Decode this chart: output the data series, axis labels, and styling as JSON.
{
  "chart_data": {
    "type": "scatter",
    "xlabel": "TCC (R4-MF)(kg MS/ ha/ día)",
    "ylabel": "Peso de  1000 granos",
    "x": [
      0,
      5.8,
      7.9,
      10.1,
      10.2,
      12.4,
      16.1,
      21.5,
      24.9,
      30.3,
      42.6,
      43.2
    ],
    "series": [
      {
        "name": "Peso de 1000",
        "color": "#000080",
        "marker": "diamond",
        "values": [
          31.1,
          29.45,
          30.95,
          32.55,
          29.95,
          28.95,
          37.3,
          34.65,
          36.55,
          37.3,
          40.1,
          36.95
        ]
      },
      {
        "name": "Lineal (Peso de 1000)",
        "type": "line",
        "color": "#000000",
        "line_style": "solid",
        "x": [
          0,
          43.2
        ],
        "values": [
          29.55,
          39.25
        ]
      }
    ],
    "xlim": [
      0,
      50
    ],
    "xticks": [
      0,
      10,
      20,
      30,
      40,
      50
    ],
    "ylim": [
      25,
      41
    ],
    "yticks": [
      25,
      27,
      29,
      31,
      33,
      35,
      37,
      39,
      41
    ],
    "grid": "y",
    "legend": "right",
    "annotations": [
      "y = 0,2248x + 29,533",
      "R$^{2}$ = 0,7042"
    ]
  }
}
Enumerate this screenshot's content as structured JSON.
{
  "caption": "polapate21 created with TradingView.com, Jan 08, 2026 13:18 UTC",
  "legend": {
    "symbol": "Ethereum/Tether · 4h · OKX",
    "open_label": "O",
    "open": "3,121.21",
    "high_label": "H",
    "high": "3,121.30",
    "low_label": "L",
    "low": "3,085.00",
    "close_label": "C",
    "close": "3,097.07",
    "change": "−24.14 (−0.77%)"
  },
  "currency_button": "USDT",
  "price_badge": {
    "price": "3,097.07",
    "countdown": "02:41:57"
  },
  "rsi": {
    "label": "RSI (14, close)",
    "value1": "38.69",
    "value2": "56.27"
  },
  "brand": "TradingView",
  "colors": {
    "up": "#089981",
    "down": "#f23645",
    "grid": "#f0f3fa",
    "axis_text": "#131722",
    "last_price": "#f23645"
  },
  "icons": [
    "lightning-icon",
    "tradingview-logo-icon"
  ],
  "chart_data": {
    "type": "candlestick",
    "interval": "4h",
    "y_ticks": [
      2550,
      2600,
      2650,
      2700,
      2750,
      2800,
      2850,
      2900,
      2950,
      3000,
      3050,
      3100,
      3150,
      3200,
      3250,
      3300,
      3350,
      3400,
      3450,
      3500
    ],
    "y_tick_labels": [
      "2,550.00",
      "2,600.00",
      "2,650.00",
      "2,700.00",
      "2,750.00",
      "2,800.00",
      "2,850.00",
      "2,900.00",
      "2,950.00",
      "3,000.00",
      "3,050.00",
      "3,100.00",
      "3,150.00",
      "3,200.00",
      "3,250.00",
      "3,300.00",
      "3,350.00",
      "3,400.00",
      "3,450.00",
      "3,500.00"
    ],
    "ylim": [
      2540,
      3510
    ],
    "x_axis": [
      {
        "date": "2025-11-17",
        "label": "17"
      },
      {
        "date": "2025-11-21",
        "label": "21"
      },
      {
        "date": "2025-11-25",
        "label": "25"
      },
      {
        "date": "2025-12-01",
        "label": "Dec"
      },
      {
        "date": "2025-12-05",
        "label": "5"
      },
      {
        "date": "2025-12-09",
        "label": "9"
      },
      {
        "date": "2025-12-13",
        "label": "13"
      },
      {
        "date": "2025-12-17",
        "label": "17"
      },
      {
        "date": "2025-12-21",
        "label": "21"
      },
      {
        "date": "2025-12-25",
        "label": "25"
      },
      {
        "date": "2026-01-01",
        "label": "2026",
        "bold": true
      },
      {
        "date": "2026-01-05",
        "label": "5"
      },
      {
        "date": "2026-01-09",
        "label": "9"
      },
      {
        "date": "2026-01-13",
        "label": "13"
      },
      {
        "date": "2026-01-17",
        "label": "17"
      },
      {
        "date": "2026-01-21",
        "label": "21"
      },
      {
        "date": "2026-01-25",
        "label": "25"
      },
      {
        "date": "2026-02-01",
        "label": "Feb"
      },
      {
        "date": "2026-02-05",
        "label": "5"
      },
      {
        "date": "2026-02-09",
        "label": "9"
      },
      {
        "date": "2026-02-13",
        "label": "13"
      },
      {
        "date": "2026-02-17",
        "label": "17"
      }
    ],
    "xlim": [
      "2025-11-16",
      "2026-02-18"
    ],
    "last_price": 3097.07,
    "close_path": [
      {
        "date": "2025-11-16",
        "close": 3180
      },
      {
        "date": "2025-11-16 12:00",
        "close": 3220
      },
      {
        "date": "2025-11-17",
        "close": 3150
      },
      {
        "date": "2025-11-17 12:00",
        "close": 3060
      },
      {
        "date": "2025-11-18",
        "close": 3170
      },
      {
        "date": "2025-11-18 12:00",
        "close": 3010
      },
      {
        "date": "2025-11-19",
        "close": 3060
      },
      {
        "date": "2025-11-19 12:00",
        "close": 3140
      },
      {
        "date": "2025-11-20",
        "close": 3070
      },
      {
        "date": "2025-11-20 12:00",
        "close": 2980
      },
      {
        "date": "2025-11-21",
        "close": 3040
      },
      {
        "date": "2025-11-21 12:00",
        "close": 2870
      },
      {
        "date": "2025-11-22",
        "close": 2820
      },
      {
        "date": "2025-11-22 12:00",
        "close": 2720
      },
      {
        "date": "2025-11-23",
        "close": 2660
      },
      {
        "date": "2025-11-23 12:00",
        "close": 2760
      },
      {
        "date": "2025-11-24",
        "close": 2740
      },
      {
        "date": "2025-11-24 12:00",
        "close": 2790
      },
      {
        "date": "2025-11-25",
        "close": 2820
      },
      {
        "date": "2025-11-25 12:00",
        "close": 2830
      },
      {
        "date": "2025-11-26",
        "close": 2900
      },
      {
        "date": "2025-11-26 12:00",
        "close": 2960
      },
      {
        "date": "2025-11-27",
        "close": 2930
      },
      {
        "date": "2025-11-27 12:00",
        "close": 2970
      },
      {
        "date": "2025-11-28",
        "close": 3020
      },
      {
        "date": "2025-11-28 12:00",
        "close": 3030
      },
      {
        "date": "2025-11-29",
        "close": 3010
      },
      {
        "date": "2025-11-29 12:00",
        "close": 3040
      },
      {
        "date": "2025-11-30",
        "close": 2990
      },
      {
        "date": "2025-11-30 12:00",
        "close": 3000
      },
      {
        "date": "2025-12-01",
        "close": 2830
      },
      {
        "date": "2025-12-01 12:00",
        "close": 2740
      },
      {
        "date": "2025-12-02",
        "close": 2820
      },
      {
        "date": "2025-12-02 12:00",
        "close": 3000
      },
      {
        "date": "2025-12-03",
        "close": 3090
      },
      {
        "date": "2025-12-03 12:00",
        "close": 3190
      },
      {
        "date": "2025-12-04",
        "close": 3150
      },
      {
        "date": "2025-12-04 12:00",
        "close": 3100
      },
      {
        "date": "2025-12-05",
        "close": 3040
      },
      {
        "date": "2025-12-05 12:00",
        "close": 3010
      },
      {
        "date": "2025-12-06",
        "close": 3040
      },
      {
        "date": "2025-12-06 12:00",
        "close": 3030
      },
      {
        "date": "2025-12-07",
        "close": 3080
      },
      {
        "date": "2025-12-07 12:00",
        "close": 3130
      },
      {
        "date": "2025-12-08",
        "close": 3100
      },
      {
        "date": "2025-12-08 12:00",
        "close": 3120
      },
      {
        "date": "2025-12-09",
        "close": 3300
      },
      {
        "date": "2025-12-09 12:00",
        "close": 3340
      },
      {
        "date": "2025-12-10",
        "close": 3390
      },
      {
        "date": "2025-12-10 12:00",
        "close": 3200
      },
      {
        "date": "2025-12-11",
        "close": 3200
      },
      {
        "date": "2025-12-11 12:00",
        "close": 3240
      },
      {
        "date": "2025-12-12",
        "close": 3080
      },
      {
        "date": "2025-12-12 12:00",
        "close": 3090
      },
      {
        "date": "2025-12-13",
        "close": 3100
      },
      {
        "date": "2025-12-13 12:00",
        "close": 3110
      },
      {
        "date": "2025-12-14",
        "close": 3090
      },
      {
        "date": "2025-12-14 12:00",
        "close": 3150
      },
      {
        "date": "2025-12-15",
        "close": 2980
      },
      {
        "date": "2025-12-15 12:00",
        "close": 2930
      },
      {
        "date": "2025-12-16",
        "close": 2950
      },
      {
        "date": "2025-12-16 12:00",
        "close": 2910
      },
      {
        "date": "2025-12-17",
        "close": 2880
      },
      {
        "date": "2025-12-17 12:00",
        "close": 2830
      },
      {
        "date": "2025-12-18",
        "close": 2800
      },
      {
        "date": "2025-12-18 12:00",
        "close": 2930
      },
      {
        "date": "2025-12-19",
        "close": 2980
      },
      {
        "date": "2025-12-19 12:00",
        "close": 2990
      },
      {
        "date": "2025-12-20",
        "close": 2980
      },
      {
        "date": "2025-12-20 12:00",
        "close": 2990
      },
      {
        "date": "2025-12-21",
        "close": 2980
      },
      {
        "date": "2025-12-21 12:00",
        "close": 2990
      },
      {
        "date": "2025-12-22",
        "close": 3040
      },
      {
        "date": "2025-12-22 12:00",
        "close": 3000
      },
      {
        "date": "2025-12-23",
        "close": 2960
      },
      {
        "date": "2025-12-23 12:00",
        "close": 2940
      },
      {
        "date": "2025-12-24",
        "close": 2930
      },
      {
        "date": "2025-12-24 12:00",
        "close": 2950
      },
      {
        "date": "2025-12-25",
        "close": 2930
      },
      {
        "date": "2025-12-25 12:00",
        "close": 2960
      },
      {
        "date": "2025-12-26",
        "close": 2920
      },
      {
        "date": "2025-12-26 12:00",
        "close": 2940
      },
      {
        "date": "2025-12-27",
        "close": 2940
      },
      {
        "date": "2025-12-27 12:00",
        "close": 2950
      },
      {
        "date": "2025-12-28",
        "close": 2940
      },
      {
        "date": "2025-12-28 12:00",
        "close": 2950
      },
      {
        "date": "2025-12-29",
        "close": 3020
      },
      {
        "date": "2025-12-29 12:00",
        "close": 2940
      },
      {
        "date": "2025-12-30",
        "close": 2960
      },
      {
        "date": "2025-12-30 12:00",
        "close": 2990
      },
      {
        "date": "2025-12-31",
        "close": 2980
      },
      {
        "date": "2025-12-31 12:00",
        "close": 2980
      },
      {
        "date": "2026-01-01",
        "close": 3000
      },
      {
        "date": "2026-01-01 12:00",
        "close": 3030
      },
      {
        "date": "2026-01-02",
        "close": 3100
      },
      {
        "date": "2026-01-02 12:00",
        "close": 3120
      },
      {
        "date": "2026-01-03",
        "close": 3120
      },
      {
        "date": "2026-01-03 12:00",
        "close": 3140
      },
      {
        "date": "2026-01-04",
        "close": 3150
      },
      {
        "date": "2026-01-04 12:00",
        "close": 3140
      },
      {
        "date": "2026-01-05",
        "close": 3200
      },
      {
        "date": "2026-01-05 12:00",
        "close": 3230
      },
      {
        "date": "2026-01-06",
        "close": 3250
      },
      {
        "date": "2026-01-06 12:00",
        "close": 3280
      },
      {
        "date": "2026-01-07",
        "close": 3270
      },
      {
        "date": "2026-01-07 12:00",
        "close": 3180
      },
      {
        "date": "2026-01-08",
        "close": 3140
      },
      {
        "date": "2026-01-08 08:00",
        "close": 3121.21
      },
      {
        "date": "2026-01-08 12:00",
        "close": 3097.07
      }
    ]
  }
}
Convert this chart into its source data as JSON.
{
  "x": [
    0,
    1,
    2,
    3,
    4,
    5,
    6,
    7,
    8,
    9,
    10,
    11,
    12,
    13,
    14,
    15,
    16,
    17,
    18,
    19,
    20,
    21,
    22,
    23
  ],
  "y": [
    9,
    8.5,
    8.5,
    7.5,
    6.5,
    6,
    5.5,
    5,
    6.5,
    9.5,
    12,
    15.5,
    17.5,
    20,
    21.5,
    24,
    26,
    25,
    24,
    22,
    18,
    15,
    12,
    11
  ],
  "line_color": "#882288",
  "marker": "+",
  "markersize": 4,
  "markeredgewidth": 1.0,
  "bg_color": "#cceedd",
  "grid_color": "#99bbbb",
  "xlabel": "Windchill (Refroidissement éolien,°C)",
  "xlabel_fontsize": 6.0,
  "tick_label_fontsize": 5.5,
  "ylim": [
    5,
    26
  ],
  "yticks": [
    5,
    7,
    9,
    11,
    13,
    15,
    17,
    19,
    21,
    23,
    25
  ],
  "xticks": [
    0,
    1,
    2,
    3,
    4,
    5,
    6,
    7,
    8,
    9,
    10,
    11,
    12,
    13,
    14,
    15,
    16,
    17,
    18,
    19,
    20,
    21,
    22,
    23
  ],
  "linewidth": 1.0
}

○ ○ ○ ○ ○

* STATED GOAL *
Look through the entries and work out how many lines have the word "this" in them; reply with that number only.

* OUTPUT BELOW *
3